== DESCRIPTION OF THE TASK ==
In the listing that follows, how many lines contain "Realized"? Give the number only.

______

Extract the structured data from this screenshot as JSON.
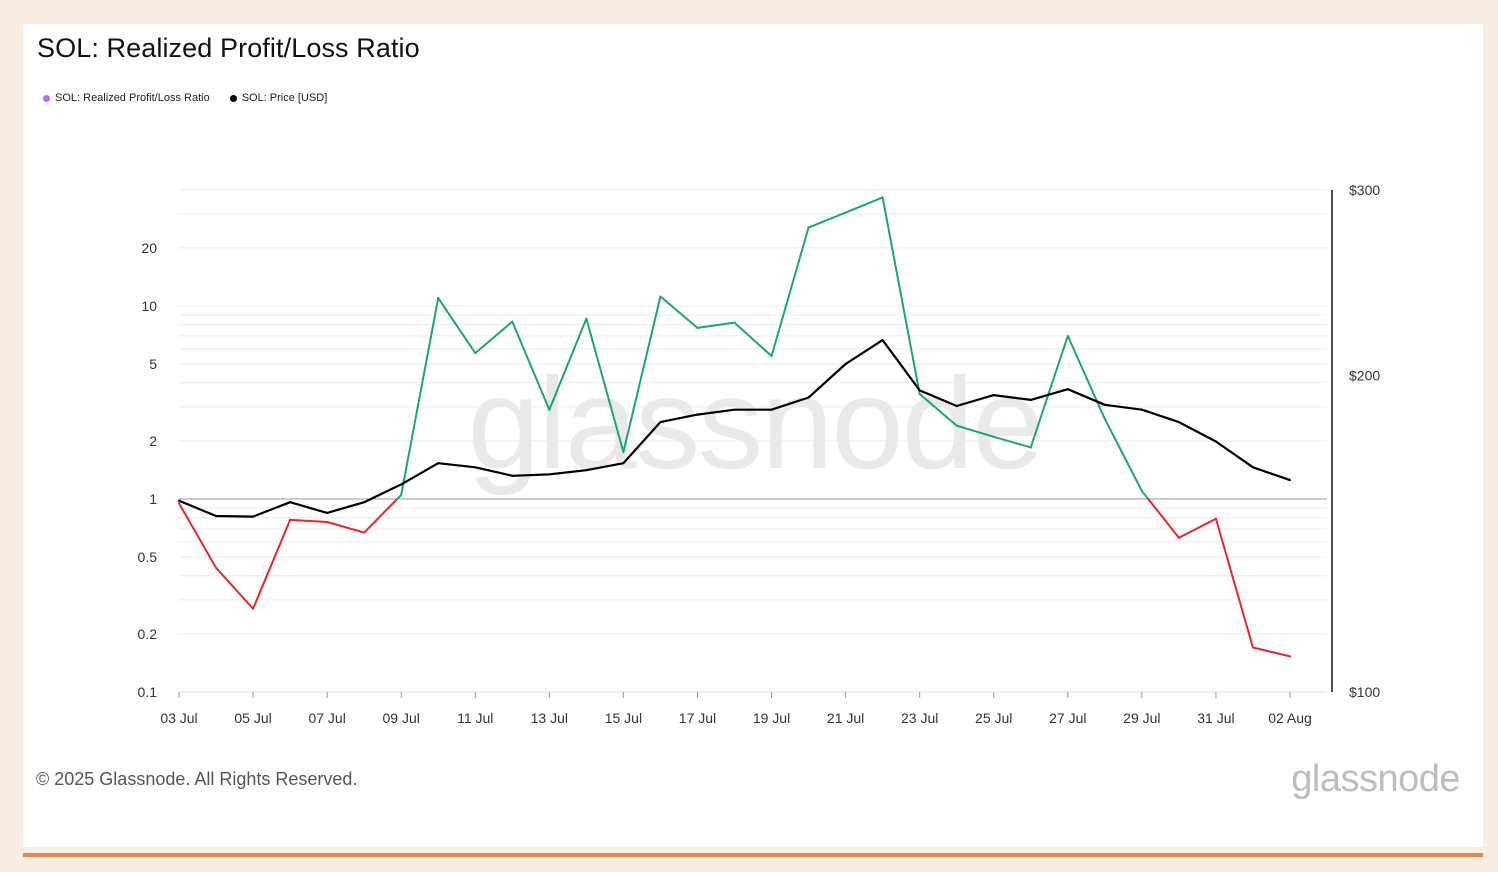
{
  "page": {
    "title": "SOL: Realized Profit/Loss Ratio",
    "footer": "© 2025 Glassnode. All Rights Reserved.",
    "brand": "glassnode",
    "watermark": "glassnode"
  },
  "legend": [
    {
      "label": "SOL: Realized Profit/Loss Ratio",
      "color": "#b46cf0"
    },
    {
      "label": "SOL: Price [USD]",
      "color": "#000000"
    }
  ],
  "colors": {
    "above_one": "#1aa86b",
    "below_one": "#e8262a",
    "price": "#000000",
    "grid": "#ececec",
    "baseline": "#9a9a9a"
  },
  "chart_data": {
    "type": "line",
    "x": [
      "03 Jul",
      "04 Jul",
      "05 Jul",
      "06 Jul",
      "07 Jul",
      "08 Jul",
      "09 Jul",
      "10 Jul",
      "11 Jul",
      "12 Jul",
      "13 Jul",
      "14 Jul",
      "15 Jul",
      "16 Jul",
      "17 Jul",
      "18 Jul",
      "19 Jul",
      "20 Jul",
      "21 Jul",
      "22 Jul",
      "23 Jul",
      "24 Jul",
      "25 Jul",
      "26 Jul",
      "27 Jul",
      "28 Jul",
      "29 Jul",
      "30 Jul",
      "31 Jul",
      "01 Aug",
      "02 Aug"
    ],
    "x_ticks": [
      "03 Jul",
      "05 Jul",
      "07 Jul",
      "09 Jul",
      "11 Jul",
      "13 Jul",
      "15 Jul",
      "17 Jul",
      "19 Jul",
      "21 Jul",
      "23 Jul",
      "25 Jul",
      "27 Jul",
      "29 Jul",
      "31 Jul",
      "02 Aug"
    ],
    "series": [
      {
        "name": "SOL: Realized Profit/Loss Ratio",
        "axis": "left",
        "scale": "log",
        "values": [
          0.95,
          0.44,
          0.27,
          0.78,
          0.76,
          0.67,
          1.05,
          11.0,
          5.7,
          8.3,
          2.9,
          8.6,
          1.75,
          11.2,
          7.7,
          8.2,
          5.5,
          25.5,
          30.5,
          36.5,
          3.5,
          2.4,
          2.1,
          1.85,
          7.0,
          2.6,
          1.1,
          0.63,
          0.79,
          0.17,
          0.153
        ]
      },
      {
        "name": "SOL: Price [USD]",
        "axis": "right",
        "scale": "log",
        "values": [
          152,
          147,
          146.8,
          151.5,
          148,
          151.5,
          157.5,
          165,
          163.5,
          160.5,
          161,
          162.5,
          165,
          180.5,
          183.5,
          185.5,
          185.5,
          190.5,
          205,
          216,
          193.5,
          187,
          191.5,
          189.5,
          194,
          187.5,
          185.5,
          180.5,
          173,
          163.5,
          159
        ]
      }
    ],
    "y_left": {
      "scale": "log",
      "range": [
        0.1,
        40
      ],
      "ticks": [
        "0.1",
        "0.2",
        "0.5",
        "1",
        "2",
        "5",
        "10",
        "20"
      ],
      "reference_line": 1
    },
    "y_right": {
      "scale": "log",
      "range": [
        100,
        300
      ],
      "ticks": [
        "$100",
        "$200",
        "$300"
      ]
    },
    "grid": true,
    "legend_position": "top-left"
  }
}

______

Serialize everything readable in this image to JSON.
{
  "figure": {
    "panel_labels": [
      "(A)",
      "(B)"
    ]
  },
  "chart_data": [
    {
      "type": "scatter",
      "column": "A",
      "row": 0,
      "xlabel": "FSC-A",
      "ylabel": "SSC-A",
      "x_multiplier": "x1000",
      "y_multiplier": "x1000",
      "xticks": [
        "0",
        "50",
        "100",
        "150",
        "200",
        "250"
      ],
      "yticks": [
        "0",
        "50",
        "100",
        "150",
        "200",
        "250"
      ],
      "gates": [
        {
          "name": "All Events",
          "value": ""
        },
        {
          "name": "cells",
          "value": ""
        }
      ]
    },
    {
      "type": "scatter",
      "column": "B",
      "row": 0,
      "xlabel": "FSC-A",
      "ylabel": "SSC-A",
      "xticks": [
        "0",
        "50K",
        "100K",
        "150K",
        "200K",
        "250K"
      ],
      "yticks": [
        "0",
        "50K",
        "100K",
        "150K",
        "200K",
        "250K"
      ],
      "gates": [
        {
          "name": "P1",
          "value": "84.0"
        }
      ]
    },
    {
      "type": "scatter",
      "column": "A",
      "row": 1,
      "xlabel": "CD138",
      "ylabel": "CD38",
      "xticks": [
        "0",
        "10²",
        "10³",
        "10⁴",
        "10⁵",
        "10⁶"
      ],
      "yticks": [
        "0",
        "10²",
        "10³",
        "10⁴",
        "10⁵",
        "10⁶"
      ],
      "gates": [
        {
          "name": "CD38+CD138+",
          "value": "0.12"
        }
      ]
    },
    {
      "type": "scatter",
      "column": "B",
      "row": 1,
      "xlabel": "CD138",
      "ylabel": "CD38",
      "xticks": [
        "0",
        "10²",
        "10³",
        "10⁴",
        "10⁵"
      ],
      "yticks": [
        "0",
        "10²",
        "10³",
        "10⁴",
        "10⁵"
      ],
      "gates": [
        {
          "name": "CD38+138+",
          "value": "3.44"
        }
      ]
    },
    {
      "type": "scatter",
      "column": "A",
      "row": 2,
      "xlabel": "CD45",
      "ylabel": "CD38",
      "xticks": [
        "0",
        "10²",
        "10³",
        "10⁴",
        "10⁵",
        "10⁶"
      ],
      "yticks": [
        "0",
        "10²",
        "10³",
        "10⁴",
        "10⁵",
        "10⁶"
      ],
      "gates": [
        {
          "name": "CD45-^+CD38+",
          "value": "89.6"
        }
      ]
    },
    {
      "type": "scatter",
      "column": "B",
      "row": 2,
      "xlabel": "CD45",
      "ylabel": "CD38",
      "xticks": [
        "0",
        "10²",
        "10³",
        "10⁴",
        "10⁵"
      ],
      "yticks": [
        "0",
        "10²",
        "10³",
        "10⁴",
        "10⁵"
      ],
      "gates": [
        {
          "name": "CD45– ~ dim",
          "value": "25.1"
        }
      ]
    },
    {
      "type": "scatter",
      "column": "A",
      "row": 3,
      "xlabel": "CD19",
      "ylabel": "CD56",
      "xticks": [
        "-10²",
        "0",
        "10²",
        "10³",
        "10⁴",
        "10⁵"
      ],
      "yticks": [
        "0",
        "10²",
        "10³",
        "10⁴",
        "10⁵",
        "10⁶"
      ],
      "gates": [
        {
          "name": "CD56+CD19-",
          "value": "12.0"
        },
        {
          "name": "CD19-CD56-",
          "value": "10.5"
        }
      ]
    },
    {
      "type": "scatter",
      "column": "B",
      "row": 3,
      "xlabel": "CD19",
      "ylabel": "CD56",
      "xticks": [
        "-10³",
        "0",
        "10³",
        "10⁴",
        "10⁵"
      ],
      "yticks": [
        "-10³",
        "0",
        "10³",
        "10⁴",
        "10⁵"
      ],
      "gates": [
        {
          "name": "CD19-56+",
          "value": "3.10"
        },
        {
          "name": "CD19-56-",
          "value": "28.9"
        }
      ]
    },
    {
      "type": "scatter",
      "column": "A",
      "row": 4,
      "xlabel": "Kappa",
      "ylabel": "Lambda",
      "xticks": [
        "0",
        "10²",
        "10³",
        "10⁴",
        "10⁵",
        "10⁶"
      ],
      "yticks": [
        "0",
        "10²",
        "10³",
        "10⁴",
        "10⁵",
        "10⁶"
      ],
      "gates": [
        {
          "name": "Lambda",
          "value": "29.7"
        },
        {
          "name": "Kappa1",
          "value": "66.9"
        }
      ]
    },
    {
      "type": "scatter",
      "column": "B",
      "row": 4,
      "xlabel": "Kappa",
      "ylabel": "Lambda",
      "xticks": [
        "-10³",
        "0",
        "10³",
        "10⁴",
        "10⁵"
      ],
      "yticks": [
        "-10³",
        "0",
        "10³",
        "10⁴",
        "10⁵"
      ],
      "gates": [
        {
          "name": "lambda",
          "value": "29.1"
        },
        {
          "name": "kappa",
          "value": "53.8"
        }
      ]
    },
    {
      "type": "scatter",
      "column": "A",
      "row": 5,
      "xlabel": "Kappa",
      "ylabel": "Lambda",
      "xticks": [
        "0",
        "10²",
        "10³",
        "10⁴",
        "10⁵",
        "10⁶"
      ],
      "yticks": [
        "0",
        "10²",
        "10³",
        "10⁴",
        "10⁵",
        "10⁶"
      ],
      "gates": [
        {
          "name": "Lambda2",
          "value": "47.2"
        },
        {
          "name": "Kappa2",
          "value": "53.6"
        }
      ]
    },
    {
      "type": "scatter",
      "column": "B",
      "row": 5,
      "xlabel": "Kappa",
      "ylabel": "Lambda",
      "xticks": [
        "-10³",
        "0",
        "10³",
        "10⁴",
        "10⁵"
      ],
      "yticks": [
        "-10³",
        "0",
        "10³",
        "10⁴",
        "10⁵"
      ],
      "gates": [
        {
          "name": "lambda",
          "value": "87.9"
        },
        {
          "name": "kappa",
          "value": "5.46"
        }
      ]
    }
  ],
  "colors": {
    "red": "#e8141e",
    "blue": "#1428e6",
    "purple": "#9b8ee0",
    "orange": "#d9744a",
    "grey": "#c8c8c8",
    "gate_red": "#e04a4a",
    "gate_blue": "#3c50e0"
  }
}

______

== COMPLETE RESPONSE ==
3